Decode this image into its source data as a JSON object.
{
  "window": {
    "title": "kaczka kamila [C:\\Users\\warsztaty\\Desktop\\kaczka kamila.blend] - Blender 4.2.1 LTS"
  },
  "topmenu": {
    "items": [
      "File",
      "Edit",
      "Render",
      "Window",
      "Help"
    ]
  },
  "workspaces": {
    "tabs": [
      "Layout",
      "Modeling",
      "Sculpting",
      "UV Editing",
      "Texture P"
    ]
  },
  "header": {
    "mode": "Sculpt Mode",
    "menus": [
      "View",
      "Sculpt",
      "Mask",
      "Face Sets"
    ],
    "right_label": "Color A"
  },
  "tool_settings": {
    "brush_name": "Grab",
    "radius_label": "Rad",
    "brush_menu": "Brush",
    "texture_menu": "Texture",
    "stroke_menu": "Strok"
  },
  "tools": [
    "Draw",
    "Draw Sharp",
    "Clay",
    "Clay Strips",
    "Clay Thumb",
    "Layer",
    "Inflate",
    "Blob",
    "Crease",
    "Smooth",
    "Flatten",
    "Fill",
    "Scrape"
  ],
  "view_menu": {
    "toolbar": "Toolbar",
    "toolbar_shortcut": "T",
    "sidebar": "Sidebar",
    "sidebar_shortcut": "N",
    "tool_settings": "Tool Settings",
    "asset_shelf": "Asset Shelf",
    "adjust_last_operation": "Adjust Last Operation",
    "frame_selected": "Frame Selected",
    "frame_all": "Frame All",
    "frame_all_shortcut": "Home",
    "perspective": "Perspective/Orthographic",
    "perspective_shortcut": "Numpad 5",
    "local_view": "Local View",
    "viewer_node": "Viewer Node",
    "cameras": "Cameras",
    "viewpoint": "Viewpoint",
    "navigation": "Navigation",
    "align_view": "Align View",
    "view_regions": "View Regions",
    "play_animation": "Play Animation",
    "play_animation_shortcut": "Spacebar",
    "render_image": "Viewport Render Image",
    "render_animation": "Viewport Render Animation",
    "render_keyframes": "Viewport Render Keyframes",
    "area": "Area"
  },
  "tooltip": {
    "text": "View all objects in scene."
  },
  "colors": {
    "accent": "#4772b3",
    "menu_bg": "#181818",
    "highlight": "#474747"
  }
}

[Exercise prompt]
Above are the records; copy all of them exactly.

[Output of the task]
Decode this image into its source data as a JSON object.
{
  "window": {
    "title": "kaczka kamila [C:\\Users\\warsztaty\\Desktop\\kaczka kamila.blend] - Blender 4.2.1 LTS"
  },
  "topmenu": {
    "items": [
      "File",
      "Edit",
      "Render",
      "Window",
      "Help"
    ]
  },
  "workspaces": {
    "tabs": [
      "Layout",
      "Modeling",
      "Sculpting",
      "UV Editing",
      "Texture P"
    ]
  },
  "header": {
    "mode": "Sculpt Mode",
    "menus": [
      "View",
      "Sculpt",
      "Mask",
      "Face Sets"
    ],
    "right_label": "Color A"
  },
  "tool_settings": {
    "brush_name": "Grab",
    "radius_label": "Rad",
    "brush_menu": "Brush",
    "texture_menu": "Texture",
    "stroke_menu": "Strok"
  },
  "tools": [
    "Draw",
    "Draw Sharp",
    "Clay",
    "Clay Strips",
    "Clay Thumb",
    "Layer",
    "Inflate",
    "Blob",
    "Crease",
    "Smooth",
    "Flatten",
    "Fill",
    "Scrape"
  ],
  "view_menu": {
    "toolbar": "Toolbar",
    "toolbar_shortcut": "T",
    "sidebar": "Sidebar",
    "sidebar_shortcut": "N",
    "tool_settings": "Tool Settings",
    "asset_shelf": "Asset Shelf",
    "adjust_last_operation": "Adjust Last Operation",
    "frame_selected": "Frame Selected",
    "frame_all": "Frame All",
    "frame_all_shortcut": "Home",
    "perspective": "Perspective/Orthographic",
    "perspective_shortcut": "Numpad 5",
    "local_view": "Local View",
    "viewer_node": "Viewer Node",
    "cameras": "Cameras",
    "viewpoint": "Viewpoint",
    "navigation": "Navigation",
    "align_view": "Align View",
    "view_regions": "View Regions",
    "play_animation": "Play Animation",
    "play_animation_shortcut": "Spacebar",
    "render_image": "Viewport Render Image",
    "render_animation": "Viewport Render Animation",
    "render_keyframes": "Viewport Render Keyframes",
    "area": "Area"
  },
  "tooltip": {
    "text": "View all objects in scene."
  },
  "colors": {
    "accent": "#4772b3",
    "menu_bg": "#181818",
    "highlight": "#474747"
  }
}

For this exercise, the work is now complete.